# [EXERCISE DETAILS]
Can you print every record below exactly as written?
— start of RECORDS SUPPLIED —
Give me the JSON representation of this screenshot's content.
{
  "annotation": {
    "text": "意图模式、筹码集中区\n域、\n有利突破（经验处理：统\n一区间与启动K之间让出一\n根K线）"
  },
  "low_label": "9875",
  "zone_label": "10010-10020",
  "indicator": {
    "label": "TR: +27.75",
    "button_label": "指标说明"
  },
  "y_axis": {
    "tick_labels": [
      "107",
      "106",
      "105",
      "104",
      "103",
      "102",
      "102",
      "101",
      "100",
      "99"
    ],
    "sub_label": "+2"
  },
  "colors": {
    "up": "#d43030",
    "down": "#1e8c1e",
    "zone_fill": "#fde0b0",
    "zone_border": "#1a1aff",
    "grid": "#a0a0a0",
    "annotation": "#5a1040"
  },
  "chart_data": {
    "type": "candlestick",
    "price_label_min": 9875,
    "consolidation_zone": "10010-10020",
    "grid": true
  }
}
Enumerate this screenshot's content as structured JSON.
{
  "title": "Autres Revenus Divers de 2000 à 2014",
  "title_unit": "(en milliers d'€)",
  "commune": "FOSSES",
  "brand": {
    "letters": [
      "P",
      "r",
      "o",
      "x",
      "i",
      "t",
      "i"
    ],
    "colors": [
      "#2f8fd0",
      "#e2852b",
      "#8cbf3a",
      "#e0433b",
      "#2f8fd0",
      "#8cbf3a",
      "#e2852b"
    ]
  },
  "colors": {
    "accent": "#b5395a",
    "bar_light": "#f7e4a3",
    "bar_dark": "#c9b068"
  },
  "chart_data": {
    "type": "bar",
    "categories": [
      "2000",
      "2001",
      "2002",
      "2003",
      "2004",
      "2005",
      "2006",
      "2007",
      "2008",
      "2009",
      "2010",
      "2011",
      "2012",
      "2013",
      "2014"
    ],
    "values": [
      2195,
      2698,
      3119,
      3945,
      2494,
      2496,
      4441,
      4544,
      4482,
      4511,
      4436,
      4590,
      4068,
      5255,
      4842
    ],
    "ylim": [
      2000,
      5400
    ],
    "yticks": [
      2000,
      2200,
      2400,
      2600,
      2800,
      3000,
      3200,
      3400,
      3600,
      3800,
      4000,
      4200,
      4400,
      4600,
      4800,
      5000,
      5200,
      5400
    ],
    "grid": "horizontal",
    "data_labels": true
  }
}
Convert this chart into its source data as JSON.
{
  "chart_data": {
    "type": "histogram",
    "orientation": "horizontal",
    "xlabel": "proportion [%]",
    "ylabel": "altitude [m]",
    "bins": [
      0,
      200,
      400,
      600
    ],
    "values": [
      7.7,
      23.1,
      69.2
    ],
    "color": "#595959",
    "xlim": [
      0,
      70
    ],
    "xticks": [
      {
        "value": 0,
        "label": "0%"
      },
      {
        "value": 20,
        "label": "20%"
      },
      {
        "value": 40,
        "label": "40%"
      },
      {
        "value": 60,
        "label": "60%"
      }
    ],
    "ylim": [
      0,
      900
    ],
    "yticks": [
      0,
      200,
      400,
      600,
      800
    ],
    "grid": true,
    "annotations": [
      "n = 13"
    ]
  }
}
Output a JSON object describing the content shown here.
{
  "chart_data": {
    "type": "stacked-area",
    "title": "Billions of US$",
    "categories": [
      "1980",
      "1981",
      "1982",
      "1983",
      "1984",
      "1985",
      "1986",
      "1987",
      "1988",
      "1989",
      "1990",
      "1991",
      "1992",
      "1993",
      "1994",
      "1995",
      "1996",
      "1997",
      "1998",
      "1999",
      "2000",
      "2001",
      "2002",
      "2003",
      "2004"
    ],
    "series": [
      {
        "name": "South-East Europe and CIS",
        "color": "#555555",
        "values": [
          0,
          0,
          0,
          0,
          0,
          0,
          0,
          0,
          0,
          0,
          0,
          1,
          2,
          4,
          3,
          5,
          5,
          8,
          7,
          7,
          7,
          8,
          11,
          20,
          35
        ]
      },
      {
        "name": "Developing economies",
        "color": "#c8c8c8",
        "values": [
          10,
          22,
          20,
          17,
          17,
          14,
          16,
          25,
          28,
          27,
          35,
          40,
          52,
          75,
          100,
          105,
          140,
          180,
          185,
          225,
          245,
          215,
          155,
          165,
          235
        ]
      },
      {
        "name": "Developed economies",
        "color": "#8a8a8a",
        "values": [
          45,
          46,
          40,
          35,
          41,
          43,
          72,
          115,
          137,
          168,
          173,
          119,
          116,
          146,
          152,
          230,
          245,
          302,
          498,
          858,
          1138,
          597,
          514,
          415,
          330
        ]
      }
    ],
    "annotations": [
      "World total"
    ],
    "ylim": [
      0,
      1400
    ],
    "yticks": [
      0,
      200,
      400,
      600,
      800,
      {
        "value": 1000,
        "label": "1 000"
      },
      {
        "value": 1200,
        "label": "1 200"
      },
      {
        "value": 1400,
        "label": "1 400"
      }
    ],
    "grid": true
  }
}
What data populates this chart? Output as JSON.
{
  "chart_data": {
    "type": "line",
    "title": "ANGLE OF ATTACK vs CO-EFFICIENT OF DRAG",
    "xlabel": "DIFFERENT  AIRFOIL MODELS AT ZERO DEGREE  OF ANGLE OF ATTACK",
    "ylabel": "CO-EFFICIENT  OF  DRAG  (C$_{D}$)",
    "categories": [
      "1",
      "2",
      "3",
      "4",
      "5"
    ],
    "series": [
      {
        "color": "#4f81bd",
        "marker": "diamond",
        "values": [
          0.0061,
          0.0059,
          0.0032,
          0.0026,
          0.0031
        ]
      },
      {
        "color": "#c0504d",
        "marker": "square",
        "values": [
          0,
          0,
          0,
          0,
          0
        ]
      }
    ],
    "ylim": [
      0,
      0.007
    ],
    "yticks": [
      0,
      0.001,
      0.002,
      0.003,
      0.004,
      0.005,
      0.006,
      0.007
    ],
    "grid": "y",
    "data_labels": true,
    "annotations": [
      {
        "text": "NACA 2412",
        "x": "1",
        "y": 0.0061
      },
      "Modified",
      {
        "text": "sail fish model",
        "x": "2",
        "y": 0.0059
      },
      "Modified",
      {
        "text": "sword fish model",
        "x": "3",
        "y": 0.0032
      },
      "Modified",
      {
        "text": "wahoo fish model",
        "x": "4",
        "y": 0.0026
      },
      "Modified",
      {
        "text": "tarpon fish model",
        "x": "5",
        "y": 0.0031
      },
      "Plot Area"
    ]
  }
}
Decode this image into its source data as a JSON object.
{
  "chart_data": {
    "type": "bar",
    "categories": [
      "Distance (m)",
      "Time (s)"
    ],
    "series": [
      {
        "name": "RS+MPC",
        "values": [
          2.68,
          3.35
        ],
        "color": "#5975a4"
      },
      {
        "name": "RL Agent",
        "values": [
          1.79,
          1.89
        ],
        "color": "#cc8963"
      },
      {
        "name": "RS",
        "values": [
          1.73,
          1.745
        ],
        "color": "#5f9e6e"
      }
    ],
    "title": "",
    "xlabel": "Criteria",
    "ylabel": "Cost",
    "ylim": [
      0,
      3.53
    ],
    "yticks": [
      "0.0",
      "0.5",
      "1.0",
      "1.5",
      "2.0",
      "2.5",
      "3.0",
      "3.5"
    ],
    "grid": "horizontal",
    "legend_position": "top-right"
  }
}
— end of RECORDS SUPPLIED —
# [OUTPUT FOR THIS TASK]
Give me the JSON representation of this screenshot's content.
{
  "annotation": {
    "text": "意图模式、筹码集中区\n域、\n有利突破（经验处理：统\n一区间与启动K之间让出一\n根K线）"
  },
  "low_label": "9875",
  "zone_label": "10010-10020",
  "indicator": {
    "label": "TR: +27.75",
    "button_label": "指标说明"
  },
  "y_axis": {
    "tick_labels": [
      "107",
      "106",
      "105",
      "104",
      "103",
      "102",
      "102",
      "101",
      "100",
      "99"
    ],
    "sub_label": "+2"
  },
  "colors": {
    "up": "#d43030",
    "down": "#1e8c1e",
    "zone_fill": "#fde0b0",
    "zone_border": "#1a1aff",
    "grid": "#a0a0a0",
    "annotation": "#5a1040"
  },
  "chart_data": {
    "type": "candlestick",
    "price_label_min": 9875,
    "consolidation_zone": "10010-10020",
    "grid": true
  }
}
Enumerate this screenshot's content as structured JSON.
{
  "title": "Autres Revenus Divers de 2000 à 2014",
  "title_unit": "(en milliers d'€)",
  "commune": "FOSSES",
  "brand": {
    "letters": [
      "P",
      "r",
      "o",
      "x",
      "i",
      "t",
      "i"
    ],
    "colors": [
      "#2f8fd0",
      "#e2852b",
      "#8cbf3a",
      "#e0433b",
      "#2f8fd0",
      "#8cbf3a",
      "#e2852b"
    ]
  },
  "colors": {
    "accent": "#b5395a",
    "bar_light": "#f7e4a3",
    "bar_dark": "#c9b068"
  },
  "chart_data": {
    "type": "bar",
    "categories": [
      "2000",
      "2001",
      "2002",
      "2003",
      "2004",
      "2005",
      "2006",
      "2007",
      "2008",
      "2009",
      "2010",
      "2011",
      "2012",
      "2013",
      "2014"
    ],
    "values": [
      2195,
      2698,
      3119,
      3945,
      2494,
      2496,
      4441,
      4544,
      4482,
      4511,
      4436,
      4590,
      4068,
      5255,
      4842
    ],
    "ylim": [
      2000,
      5400
    ],
    "yticks": [
      2000,
      2200,
      2400,
      2600,
      2800,
      3000,
      3200,
      3400,
      3600,
      3800,
      4000,
      4200,
      4400,
      4600,
      4800,
      5000,
      5200,
      5400
    ],
    "grid": "horizontal",
    "data_labels": true
  }
}
Convert this chart into its source data as JSON.
{
  "chart_data": {
    "type": "histogram",
    "orientation": "horizontal",
    "xlabel": "proportion [%]",
    "ylabel": "altitude [m]",
    "bins": [
      0,
      200,
      400,
      600
    ],
    "values": [
      7.7,
      23.1,
      69.2
    ],
    "color": "#595959",
    "xlim": [
      0,
      70
    ],
    "xticks": [
      {
        "value": 0,
        "label": "0%"
      },
      {
        "value": 20,
        "label": "20%"
      },
      {
        "value": 40,
        "label": "40%"
      },
      {
        "value": 60,
        "label": "60%"
      }
    ],
    "ylim": [
      0,
      900
    ],
    "yticks": [
      0,
      200,
      400,
      600,
      800
    ],
    "grid": true,
    "annotations": [
      "n = 13"
    ]
  }
}
Output a JSON object describing the content shown here.
{
  "chart_data": {
    "type": "stacked-area",
    "title": "Billions of US$",
    "categories": [
      "1980",
      "1981",
      "1982",
      "1983",
      "1984",
      "1985",
      "1986",
      "1987",
      "1988",
      "1989",
      "1990",
      "1991",
      "1992",
      "1993",
      "1994",
      "1995",
      "1996",
      "1997",
      "1998",
      "1999",
      "2000",
      "2001",
      "2002",
      "2003",
      "2004"
    ],
    "series": [
      {
        "name": "South-East Europe and CIS",
        "color": "#555555",
        "values": [
          0,
          0,
          0,
          0,
          0,
          0,
          0,
          0,
          0,
          0,
          0,
          1,
          2,
          4,
          3,
          5,
          5,
          8,
          7,
          7,
          7,
          8,
          11,
          20,
          35
        ]
      },
      {
        "name": "Developing economies",
        "color": "#c8c8c8",
        "values": [
          10,
          22,
          20,
          17,
          17,
          14,
          16,
          25,
          28,
          27,
          35,
          40,
          52,
          75,
          100,
          105,
          140,
          180,
          185,
          225,
          245,
          215,
          155,
          165,
          235
        ]
      },
      {
        "name": "Developed economies",
        "color": "#8a8a8a",
        "values": [
          45,
          46,
          40,
          35,
          41,
          43,
          72,
          115,
          137,
          168,
          173,
          119,
          116,
          146,
          152,
          230,
          245,
          302,
          498,
          858,
          1138,
          597,
          514,
          415,
          330
        ]
      }
    ],
    "annotations": [
      "World total"
    ],
    "ylim": [
      0,
      1400
    ],
    "yticks": [
      0,
      200,
      400,
      600,
      800,
      {
        "value": 1000,
        "label": "1 000"
      },
      {
        "value": 1200,
        "label": "1 200"
      },
      {
        "value": 1400,
        "label": "1 400"
      }
    ],
    "grid": true
  }
}
What data populates this chart? Output as JSON.
{
  "chart_data": {
    "type": "line",
    "title": "ANGLE OF ATTACK vs CO-EFFICIENT OF DRAG",
    "xlabel": "DIFFERENT  AIRFOIL MODELS AT ZERO DEGREE  OF ANGLE OF ATTACK",
    "ylabel": "CO-EFFICIENT  OF  DRAG  (C$_{D}$)",
    "categories": [
      "1",
      "2",
      "3",
      "4",
      "5"
    ],
    "series": [
      {
        "color": "#4f81bd",
        "marker": "diamond",
        "values": [
          0.0061,
          0.0059,
          0.0032,
          0.0026,
          0.0031
        ]
      },
      {
        "color": "#c0504d",
        "marker": "square",
        "values": [
          0,
          0,
          0,
          0,
          0
        ]
      }
    ],
    "ylim": [
      0,
      0.007
    ],
    "yticks": [
      0,
      0.001,
      0.002,
      0.003,
      0.004,
      0.005,
      0.006,
      0.007
    ],
    "grid": "y",
    "data_labels": true,
    "annotations": [
      {
        "text": "NACA 2412",
        "x": "1",
        "y": 0.0061
      },
      "Modified",
      {
        "text": "sail fish model",
        "x": "2",
        "y": 0.0059
      },
      "Modified",
      {
        "text": "sword fish model",
        "x": "3",
        "y": 0.0032
      },
      "Modified",
      {
        "text": "wahoo fish model",
        "x": "4",
        "y": 0.0026
      },
      "Modified",
      {
        "text": "tarpon fish model",
        "x": "5",
        "y": 0.0031
      },
      "Plot Area"
    ]
  }
}
Decode this image into its source data as a JSON object.
{
  "chart_data": {
    "type": "bar",
    "categories": [
      "Distance (m)",
      "Time (s)"
    ],
    "series": [
      {
        "name": "RS+MPC",
        "values": [
          2.68,
          3.35
        ],
        "color": "#5975a4"
      },
      {
        "name": "RL Agent",
        "values": [
          1.79,
          1.89
        ],
        "color": "#cc8963"
      },
      {
        "name": "RS",
        "values": [
          1.73,
          1.745
        ],
        "color": "#5f9e6e"
      }
    ],
    "title": "",
    "xlabel": "Criteria",
    "ylabel": "Cost",
    "ylim": [
      0,
      3.53
    ],
    "yticks": [
      "0.0",
      "0.5",
      "1.0",
      "1.5",
      "2.0",
      "2.5",
      "3.0",
      "3.5"
    ],
    "grid": "horizontal",
    "legend_position": "top-right"
  }
}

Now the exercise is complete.